_Task brief_
Return each line of the listing that contains the string "penales".

_Items_

------

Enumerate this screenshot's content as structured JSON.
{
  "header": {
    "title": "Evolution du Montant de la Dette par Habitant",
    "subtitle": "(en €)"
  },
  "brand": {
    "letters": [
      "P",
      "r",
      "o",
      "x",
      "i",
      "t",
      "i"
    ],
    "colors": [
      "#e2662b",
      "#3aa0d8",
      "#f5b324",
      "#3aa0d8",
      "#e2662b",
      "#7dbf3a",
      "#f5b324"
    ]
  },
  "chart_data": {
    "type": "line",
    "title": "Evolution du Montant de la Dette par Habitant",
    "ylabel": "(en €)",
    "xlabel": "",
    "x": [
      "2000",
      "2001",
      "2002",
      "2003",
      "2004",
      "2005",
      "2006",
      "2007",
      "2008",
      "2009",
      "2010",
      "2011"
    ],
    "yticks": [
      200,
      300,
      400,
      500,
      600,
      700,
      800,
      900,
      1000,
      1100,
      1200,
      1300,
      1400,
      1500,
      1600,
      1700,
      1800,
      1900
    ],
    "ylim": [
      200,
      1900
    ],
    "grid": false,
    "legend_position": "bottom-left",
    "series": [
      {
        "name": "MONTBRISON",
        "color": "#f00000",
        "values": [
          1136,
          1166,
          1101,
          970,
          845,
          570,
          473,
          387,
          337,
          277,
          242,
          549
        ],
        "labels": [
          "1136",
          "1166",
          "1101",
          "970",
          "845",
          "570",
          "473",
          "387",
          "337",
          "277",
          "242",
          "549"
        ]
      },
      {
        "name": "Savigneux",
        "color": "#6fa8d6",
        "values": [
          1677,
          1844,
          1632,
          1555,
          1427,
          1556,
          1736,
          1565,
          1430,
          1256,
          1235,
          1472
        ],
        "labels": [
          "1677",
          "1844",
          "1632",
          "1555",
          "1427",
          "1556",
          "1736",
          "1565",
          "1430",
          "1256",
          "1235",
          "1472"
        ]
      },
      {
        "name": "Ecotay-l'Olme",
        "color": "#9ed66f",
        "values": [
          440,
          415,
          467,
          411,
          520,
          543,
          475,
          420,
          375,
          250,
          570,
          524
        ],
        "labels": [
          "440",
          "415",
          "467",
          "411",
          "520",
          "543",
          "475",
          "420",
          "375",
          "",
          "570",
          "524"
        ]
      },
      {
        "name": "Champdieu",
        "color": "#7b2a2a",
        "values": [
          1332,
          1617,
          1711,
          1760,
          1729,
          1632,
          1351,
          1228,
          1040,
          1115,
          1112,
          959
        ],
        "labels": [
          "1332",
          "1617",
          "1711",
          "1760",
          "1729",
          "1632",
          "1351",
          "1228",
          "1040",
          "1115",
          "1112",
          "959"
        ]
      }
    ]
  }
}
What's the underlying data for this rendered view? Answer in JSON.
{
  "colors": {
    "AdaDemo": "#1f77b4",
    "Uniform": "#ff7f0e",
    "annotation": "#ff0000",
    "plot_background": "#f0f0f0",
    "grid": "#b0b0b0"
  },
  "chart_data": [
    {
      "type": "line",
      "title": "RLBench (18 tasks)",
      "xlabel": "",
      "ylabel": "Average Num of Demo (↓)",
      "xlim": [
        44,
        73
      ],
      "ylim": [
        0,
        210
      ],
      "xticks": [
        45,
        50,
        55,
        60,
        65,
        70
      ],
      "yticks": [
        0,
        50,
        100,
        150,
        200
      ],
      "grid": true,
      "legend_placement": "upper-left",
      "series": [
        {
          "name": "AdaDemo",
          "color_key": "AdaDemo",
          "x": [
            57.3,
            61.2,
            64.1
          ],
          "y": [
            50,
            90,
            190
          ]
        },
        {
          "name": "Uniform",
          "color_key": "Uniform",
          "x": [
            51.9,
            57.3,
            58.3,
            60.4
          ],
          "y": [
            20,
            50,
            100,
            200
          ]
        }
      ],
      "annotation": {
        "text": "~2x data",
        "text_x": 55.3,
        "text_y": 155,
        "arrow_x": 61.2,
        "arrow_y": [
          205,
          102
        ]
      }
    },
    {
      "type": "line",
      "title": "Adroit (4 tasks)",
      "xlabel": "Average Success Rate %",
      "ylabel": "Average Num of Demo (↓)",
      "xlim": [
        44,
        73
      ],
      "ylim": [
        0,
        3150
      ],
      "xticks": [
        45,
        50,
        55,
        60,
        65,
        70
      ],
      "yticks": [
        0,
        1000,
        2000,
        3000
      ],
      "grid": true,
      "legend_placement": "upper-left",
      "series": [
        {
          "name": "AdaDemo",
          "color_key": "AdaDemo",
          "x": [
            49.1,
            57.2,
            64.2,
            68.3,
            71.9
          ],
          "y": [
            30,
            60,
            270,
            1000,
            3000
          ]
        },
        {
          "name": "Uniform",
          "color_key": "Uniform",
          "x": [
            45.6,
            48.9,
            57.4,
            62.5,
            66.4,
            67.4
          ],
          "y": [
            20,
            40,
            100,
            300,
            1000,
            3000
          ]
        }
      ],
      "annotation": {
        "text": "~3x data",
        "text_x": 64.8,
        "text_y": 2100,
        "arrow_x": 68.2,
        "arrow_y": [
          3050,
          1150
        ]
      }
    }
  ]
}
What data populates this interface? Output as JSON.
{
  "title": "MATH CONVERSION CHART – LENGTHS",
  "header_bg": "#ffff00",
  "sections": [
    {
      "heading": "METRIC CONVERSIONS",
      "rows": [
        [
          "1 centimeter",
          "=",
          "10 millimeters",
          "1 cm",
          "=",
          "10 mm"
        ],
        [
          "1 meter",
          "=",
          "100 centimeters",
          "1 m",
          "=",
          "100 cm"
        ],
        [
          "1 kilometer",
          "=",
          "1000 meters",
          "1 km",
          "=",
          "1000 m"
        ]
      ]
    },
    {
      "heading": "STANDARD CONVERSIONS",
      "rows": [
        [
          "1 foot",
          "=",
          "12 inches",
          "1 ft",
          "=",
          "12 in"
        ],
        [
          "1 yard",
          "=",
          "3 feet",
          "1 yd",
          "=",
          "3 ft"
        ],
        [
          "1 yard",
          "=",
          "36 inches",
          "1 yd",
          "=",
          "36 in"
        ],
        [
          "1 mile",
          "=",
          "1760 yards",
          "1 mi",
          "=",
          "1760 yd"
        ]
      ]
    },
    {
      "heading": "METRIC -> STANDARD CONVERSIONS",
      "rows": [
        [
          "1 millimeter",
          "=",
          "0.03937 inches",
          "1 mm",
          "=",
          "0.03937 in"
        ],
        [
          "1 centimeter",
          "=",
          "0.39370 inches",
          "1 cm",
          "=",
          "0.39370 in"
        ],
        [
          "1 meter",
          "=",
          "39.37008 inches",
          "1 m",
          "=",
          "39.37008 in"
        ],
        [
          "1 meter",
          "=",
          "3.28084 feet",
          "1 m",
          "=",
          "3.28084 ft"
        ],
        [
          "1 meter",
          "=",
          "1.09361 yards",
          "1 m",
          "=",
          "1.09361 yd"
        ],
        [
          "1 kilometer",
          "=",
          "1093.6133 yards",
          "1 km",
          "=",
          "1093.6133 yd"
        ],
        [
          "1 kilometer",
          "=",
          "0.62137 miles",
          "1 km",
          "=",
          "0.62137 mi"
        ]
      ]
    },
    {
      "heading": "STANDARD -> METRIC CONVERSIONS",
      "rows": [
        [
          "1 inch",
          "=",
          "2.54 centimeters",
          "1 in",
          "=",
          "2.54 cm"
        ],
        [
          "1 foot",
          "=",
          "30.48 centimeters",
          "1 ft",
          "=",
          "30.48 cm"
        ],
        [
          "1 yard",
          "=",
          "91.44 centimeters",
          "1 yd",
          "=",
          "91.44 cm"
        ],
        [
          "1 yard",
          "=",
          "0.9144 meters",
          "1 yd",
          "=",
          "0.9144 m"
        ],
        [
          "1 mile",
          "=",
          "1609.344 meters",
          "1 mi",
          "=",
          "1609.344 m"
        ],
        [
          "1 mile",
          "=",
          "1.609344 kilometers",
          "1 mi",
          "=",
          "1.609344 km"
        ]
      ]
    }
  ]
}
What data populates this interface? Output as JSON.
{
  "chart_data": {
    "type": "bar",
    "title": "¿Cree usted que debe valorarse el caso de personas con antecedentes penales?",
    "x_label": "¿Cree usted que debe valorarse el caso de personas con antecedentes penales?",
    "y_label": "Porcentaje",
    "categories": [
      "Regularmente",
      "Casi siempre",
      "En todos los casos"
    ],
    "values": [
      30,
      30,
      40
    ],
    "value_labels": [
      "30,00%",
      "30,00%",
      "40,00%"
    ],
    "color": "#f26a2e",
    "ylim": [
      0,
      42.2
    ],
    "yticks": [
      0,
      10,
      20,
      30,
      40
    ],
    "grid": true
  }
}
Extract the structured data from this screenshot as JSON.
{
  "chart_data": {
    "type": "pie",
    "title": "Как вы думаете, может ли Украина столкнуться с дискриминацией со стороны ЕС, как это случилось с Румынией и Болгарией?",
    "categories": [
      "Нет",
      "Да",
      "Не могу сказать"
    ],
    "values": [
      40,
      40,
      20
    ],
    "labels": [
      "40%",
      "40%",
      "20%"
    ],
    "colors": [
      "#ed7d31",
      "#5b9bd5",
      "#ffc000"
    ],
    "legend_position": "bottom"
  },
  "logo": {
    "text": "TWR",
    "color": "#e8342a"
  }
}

------

_Written response_
    "title": "¿Cree usted que debe valorarse el caso de personas con antecedentes penales?",
    "x_label": "¿Cree usted que debe valorarse el caso de personas con antecedentes penales?",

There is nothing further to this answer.